→ **Stored entries**

============

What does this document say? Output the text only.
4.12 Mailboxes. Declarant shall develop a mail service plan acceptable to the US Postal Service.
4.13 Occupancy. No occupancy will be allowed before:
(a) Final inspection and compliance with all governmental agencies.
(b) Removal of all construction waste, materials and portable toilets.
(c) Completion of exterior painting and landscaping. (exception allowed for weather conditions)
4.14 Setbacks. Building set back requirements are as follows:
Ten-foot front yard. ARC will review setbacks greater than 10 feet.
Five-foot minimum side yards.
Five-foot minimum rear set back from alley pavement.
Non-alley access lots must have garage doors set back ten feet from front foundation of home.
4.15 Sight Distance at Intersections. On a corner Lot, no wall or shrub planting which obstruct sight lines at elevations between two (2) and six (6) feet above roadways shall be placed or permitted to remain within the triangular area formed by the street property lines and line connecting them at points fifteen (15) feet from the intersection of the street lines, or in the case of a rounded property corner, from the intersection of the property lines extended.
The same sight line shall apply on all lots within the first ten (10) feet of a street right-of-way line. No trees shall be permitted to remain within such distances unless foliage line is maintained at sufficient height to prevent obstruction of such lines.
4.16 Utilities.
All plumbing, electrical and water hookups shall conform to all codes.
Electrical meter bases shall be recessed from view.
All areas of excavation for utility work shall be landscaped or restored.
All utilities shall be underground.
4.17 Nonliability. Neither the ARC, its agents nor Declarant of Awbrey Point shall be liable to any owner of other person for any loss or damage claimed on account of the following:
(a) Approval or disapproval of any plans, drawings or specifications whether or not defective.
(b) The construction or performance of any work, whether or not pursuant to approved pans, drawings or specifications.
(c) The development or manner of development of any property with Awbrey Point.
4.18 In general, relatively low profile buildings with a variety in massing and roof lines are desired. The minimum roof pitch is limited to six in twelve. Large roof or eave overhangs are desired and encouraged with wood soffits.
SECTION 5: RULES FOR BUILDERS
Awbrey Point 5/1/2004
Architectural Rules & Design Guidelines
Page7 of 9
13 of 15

============

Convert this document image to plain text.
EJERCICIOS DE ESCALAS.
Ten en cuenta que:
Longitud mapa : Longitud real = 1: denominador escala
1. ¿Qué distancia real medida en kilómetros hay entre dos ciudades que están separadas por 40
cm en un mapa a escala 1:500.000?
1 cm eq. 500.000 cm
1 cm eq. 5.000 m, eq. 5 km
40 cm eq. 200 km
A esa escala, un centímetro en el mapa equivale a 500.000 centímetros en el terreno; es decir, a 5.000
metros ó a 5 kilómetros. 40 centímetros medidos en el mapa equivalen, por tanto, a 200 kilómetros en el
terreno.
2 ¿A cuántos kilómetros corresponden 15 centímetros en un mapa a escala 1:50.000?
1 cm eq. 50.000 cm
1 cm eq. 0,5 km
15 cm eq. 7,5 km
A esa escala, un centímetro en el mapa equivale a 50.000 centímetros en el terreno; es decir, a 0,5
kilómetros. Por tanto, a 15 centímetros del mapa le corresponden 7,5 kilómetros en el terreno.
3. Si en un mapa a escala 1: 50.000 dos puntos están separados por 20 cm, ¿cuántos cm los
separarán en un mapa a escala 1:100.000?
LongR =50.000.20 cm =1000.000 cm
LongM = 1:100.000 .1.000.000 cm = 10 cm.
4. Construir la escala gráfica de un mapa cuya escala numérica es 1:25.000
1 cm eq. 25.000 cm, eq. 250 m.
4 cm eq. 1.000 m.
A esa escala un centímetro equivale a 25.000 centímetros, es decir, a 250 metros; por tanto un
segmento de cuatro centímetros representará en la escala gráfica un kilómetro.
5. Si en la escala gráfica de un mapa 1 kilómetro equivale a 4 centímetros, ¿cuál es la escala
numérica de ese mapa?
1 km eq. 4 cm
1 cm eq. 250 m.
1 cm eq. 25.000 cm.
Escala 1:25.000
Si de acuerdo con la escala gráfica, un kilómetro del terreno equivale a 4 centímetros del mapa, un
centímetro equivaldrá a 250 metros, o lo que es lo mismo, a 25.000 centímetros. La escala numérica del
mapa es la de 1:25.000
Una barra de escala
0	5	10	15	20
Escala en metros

============

→ **GOAL**
List every line in the records above that contains the word "terreno".

→ **RESPONSE**
A esa escala, un centímetro en el mapa equivale a 500.000 centímetros en el terreno; es decir, a 5.000
terreno.
A esa escala, un centímetro en el mapa equivale a 50.000 centímetros en el terreno; es decir, a 0,5
kilómetros. Por tanto, a 15 centímetros del mapa le corresponden 7,5 kilómetros en el terreno.
Si de acuerdo con la escala gráfica, un kilómetro del terreno equivale a 4 centímetros del mapa, un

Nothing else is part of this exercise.